[BEGIN]

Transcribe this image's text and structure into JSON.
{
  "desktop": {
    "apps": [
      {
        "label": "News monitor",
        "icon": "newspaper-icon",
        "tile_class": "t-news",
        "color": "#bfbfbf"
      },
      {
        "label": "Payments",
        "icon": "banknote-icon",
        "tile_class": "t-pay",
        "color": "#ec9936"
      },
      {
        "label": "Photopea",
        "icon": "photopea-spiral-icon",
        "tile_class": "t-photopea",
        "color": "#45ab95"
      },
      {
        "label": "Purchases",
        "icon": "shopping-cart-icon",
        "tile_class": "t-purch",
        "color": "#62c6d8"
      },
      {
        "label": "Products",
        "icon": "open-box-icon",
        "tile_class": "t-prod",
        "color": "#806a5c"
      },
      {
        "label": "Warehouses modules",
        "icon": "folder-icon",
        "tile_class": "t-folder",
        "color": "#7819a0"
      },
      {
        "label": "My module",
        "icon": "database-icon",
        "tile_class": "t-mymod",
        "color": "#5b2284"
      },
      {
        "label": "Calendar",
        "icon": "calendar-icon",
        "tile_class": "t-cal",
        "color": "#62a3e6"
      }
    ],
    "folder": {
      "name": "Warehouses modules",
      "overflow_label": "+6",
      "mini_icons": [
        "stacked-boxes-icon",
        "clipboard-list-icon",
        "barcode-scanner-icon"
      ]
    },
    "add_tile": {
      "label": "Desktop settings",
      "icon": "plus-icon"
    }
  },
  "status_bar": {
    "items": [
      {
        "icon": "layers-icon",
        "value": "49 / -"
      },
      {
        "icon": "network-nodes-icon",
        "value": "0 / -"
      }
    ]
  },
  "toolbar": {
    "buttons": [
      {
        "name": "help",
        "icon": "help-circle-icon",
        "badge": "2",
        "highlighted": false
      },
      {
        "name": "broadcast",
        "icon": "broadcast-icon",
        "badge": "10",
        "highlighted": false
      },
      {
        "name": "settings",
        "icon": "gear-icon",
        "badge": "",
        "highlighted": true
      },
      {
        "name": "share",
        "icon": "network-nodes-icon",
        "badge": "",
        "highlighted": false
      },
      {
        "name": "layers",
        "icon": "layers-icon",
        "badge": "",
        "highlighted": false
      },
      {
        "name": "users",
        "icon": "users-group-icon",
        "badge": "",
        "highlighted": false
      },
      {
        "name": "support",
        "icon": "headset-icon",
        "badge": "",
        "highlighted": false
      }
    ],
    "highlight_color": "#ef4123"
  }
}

[END]

Reproduce all of the records exactly.

* RESULT OF THE EXERCISE *
Transcribe this image's text and structure into JSON.
{
  "desktop": {
    "apps": [
      {
        "label": "News monitor",
        "icon": "newspaper-icon",
        "tile_class": "t-news",
        "color": "#bfbfbf"
      },
      {
        "label": "Payments",
        "icon": "banknote-icon",
        "tile_class": "t-pay",
        "color": "#ec9936"
      },
      {
        "label": "Photopea",
        "icon": "photopea-spiral-icon",
        "tile_class": "t-photopea",
        "color": "#45ab95"
      },
      {
        "label": "Purchases",
        "icon": "shopping-cart-icon",
        "tile_class": "t-purch",
        "color": "#62c6d8"
      },
      {
        "label": "Products",
        "icon": "open-box-icon",
        "tile_class": "t-prod",
        "color": "#806a5c"
      },
      {
        "label": "Warehouses modules",
        "icon": "folder-icon",
        "tile_class": "t-folder",
        "color": "#7819a0"
      },
      {
        "label": "My module",
        "icon": "database-icon",
        "tile_class": "t-mymod",
        "color": "#5b2284"
      },
      {
        "label": "Calendar",
        "icon": "calendar-icon",
        "tile_class": "t-cal",
        "color": "#62a3e6"
      }
    ],
    "folder": {
      "name": "Warehouses modules",
      "overflow_label": "+6",
      "mini_icons": [
        "stacked-boxes-icon",
        "clipboard-list-icon",
        "barcode-scanner-icon"
      ]
    },
    "add_tile": {
      "label": "Desktop settings",
      "icon": "plus-icon"
    }
  },
  "status_bar": {
    "items": [
      {
        "icon": "layers-icon",
        "value": "49 / -"
      },
      {
        "icon": "network-nodes-icon",
        "value": "0 / -"
      }
    ]
  },
  "toolbar": {
    "buttons": [
      {
        "name": "help",
        "icon": "help-circle-icon",
        "badge": "2",
        "highlighted": false
      },
      {
        "name": "broadcast",
        "icon": "broadcast-icon",
        "badge": "10",
        "highlighted": false
      },
      {
        "name": "settings",
        "icon": "gear-icon",
        "badge": "",
        "highlighted": true
      },
      {
        "name": "share",
        "icon": "network-nodes-icon",
        "badge": "",
        "highlighted": false
      },
      {
        "name": "layers",
        "icon": "layers-icon",
        "badge": "",
        "highlighted": false
      },
      {
        "name": "users",
        "icon": "users-group-icon",
        "badge": "",
        "highlighted": false
      },
      {
        "name": "support",
        "icon": "headset-icon",
        "badge": "",
        "highlighted": false
      }
    ],
    "highlight_color": "#ef4123"
  }
}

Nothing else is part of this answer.